▸ **SOURCE RECORDS**
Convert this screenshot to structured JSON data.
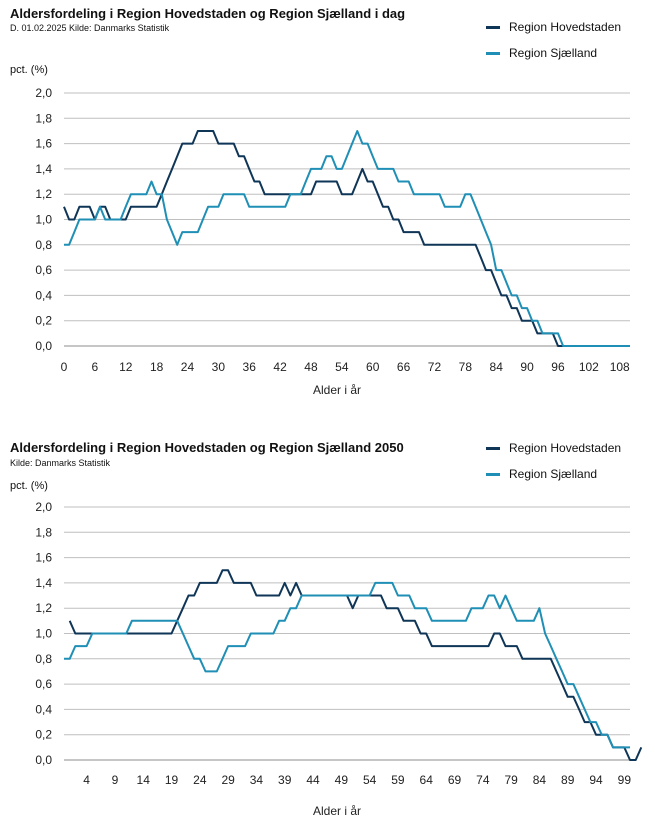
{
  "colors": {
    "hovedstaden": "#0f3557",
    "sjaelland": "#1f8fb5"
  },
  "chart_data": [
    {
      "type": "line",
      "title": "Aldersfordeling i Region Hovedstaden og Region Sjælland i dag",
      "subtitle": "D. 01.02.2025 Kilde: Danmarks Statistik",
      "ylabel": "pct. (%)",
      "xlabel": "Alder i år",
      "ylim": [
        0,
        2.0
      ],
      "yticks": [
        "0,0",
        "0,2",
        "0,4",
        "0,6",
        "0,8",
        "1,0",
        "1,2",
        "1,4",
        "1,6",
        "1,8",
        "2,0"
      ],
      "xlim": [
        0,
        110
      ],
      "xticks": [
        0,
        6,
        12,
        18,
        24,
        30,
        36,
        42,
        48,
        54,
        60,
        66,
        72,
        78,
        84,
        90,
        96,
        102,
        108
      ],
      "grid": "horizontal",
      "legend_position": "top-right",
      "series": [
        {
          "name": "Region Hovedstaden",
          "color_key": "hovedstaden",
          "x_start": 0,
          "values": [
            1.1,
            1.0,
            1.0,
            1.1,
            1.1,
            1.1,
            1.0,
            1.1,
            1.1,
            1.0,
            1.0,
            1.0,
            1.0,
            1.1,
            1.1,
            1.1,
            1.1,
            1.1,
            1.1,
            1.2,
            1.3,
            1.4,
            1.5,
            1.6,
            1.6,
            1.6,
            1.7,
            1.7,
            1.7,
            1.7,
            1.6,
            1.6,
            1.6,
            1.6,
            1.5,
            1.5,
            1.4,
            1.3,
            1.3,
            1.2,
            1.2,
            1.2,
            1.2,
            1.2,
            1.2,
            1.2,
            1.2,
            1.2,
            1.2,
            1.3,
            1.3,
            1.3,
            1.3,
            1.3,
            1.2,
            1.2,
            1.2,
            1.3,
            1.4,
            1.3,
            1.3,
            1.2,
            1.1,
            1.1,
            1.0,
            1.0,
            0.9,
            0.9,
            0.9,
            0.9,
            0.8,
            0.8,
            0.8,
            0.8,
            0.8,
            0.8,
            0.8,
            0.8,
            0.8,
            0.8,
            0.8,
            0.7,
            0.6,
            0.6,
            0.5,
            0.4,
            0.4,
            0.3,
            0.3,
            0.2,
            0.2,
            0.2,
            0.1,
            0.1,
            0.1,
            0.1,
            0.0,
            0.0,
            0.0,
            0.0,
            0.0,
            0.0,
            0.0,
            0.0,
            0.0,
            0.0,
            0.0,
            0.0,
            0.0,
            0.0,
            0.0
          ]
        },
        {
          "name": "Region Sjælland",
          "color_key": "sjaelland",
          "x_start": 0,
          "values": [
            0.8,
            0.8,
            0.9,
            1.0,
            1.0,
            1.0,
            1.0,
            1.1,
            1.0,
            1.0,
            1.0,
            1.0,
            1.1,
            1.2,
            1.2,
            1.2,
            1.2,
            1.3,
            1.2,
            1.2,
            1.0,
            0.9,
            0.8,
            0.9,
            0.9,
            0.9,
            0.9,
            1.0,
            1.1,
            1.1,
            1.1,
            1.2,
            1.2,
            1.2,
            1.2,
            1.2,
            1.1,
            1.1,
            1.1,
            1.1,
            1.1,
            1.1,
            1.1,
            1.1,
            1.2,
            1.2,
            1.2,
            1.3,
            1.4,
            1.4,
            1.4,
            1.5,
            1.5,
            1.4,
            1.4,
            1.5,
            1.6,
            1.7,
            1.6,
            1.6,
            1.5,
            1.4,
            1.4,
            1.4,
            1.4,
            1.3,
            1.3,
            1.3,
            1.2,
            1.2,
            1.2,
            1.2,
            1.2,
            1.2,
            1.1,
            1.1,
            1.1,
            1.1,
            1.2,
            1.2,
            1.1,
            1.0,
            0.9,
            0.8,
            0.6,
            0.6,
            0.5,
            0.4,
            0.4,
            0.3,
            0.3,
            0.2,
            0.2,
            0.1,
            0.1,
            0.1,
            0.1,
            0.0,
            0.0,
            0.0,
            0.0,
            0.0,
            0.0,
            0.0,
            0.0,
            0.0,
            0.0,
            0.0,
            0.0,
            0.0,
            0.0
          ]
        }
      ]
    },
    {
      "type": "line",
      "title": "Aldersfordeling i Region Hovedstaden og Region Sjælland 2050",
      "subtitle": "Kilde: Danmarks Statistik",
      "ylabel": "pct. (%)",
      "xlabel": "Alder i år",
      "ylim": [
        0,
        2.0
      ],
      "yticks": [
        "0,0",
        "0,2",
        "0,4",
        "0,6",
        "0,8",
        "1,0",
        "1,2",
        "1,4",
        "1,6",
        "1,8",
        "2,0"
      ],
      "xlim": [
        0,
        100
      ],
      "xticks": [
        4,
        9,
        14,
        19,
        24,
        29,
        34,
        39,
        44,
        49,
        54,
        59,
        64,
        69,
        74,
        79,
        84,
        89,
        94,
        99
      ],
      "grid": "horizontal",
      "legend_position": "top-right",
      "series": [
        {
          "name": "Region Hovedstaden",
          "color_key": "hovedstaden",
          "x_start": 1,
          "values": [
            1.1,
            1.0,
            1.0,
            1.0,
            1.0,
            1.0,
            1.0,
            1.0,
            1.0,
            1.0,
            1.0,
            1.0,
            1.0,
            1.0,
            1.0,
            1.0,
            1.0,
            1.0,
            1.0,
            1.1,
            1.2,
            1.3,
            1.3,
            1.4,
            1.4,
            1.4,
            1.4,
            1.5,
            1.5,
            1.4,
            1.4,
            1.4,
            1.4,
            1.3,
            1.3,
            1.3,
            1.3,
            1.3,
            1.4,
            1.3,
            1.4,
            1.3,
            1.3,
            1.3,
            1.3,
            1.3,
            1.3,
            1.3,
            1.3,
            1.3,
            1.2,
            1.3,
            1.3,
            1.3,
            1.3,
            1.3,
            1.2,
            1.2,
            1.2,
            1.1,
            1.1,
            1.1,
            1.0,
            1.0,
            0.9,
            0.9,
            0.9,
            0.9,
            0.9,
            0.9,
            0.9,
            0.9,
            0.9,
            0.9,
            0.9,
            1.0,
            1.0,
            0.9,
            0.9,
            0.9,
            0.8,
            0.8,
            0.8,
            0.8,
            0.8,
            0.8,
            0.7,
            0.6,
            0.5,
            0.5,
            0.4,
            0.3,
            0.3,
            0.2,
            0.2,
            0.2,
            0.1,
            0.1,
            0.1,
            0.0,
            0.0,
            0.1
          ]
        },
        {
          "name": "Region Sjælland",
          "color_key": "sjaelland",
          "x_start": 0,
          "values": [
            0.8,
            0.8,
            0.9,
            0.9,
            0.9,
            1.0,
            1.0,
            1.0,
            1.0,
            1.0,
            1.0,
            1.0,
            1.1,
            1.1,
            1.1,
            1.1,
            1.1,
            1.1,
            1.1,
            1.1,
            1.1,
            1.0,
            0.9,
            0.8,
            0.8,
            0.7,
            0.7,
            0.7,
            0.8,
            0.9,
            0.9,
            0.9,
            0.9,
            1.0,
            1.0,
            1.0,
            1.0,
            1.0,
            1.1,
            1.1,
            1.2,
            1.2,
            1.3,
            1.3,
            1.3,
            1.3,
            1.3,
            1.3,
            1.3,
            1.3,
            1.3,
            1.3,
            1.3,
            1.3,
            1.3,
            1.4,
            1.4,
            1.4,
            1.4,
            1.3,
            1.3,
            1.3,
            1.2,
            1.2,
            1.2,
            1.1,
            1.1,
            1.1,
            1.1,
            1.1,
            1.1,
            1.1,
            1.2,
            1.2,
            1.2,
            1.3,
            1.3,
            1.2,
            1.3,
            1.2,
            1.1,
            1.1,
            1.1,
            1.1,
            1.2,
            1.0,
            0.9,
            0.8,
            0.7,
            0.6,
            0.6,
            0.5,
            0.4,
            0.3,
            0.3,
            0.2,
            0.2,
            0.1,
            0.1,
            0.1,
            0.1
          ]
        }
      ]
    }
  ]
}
* * *
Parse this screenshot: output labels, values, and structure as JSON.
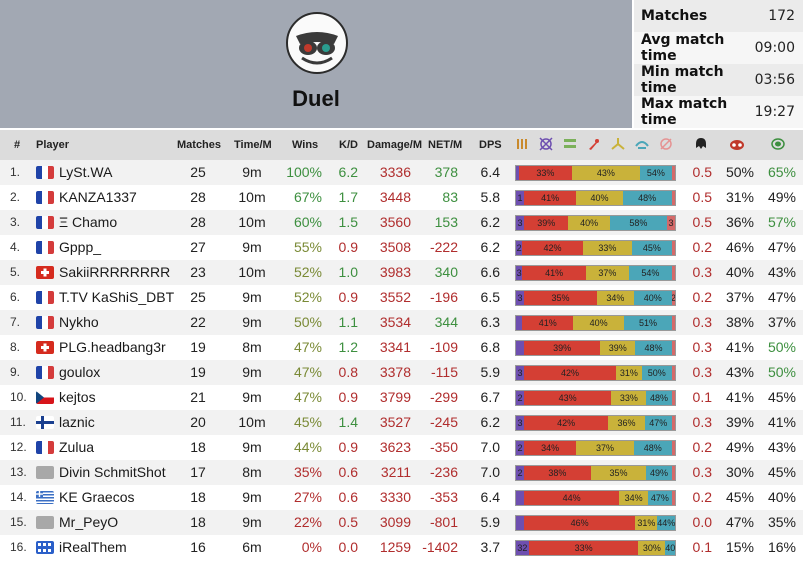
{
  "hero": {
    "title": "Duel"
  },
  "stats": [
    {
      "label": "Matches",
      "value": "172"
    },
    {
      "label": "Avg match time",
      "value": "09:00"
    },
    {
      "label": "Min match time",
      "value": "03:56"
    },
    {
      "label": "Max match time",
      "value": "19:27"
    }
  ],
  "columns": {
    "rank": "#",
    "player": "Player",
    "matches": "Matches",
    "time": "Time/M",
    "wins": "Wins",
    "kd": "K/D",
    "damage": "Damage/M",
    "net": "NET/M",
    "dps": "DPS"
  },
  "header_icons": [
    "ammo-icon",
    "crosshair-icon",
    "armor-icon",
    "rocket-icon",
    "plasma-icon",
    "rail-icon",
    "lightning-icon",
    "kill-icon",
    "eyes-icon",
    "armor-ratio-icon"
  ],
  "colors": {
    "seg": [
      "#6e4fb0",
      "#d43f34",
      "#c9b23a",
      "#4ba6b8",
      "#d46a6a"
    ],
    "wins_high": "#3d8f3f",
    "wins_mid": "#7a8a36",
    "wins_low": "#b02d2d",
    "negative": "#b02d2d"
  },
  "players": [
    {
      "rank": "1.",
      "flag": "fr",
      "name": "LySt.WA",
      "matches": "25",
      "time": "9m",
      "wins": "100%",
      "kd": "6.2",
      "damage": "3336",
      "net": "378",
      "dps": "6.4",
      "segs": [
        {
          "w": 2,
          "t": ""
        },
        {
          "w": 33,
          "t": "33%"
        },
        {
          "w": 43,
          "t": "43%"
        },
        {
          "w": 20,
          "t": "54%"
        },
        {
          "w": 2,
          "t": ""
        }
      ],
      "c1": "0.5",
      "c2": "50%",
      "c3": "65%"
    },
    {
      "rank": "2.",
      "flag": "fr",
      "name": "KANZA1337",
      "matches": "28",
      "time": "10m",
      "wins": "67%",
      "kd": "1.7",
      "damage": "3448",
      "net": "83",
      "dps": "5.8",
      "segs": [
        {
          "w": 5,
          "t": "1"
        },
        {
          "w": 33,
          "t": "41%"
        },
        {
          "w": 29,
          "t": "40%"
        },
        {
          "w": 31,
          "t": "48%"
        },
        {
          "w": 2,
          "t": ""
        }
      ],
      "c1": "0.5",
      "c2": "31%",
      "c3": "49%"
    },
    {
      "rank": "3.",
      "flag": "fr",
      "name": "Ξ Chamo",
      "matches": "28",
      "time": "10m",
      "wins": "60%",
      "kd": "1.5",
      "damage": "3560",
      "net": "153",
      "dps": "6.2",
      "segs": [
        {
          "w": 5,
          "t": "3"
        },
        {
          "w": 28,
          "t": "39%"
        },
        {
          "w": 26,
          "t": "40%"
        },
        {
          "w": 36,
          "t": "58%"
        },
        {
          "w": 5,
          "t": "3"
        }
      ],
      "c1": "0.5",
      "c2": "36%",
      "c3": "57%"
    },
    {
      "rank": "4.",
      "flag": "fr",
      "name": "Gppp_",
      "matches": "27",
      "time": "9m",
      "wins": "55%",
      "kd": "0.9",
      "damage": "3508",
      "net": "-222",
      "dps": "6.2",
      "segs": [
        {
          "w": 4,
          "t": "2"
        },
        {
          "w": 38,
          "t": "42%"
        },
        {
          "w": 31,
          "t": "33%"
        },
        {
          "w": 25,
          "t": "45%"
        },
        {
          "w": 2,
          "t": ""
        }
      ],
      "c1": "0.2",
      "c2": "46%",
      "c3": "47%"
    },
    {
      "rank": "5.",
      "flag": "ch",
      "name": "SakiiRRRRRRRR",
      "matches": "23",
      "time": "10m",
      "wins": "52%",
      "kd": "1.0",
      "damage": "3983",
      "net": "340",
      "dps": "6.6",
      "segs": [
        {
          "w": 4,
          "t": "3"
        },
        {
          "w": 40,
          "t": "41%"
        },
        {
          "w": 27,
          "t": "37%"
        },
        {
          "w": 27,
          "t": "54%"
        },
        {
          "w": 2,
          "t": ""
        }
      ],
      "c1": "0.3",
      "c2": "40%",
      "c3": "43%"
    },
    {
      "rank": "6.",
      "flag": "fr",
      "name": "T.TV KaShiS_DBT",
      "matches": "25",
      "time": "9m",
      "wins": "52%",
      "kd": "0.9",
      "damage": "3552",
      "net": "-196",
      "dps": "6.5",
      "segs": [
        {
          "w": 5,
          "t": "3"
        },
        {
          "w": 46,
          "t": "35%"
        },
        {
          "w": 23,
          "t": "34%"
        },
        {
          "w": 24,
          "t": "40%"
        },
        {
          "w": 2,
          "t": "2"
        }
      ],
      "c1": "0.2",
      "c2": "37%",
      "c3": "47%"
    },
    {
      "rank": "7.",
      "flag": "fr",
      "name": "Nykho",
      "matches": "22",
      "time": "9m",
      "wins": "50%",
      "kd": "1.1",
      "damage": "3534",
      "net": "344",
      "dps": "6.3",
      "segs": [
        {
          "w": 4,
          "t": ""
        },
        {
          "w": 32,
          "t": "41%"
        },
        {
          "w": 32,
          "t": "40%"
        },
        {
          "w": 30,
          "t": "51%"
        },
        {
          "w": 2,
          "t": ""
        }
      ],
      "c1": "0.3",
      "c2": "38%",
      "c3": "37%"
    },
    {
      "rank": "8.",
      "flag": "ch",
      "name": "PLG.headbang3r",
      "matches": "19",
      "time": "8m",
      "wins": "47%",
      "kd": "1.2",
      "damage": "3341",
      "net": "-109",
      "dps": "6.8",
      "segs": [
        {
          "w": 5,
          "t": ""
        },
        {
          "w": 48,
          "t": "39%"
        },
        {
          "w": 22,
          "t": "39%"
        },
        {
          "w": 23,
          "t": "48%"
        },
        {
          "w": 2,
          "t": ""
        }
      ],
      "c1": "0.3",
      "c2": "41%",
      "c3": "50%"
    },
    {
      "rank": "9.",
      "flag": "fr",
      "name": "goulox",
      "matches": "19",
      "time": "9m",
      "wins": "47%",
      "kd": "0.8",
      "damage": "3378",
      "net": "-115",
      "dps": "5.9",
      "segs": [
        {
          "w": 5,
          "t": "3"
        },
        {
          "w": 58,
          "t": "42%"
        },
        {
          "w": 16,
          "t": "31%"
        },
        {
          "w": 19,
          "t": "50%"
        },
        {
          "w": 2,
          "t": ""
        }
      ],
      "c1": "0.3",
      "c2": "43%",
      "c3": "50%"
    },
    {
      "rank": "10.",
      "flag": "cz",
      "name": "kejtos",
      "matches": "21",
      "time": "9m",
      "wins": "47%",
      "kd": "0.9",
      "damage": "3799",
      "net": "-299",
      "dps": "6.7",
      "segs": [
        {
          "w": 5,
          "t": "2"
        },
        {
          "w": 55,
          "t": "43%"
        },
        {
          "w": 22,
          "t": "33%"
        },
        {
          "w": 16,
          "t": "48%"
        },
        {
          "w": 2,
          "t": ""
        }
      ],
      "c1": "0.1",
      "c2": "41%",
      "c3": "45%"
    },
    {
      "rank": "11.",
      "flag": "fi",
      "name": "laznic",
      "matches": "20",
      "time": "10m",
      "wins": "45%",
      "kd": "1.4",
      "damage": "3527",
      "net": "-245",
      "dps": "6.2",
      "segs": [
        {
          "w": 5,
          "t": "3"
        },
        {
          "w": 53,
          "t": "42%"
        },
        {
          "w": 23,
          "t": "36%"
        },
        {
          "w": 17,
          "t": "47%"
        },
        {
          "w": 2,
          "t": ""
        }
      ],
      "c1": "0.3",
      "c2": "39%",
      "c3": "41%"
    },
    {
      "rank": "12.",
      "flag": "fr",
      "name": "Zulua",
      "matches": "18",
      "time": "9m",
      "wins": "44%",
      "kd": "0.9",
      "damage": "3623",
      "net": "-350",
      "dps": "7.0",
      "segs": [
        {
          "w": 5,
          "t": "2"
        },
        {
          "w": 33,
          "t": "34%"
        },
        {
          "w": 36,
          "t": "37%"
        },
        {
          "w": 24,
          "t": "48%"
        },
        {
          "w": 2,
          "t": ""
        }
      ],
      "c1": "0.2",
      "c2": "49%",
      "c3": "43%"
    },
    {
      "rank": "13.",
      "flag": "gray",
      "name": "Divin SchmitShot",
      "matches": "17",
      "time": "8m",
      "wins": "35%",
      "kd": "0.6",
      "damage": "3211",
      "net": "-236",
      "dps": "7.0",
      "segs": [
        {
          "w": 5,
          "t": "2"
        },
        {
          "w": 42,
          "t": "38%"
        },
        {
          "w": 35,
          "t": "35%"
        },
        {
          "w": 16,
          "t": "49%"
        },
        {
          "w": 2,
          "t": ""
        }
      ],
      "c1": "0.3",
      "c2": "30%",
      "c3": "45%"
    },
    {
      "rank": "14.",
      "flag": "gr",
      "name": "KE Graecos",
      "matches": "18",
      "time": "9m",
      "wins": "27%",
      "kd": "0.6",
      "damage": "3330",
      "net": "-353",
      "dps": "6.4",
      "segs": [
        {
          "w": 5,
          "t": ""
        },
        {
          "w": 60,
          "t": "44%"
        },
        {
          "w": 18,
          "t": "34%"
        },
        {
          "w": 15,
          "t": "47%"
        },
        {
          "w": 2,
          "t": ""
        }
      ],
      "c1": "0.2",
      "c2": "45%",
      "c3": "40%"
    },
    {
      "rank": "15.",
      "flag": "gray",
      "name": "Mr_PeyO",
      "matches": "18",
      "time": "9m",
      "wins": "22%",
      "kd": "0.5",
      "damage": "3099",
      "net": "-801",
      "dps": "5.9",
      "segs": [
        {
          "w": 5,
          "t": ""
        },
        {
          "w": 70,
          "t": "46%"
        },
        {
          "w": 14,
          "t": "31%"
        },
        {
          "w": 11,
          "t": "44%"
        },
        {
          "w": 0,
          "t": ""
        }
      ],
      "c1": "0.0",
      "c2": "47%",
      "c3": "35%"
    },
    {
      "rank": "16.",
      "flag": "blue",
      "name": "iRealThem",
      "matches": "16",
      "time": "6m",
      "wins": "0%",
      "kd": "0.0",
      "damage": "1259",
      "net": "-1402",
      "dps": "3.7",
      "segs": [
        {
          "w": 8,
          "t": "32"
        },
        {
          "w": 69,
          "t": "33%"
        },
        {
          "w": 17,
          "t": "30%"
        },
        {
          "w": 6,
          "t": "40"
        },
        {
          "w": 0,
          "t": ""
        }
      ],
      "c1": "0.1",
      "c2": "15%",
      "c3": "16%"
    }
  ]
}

▸ **PROBLEM DETAILS**
Where a line holds "JSON", copy it out.

▸ **EXERCISE RESPONSE**
Convert this screenshot to structured JSON data.
Parse this screenshot: output labels, values, and structure as JSON.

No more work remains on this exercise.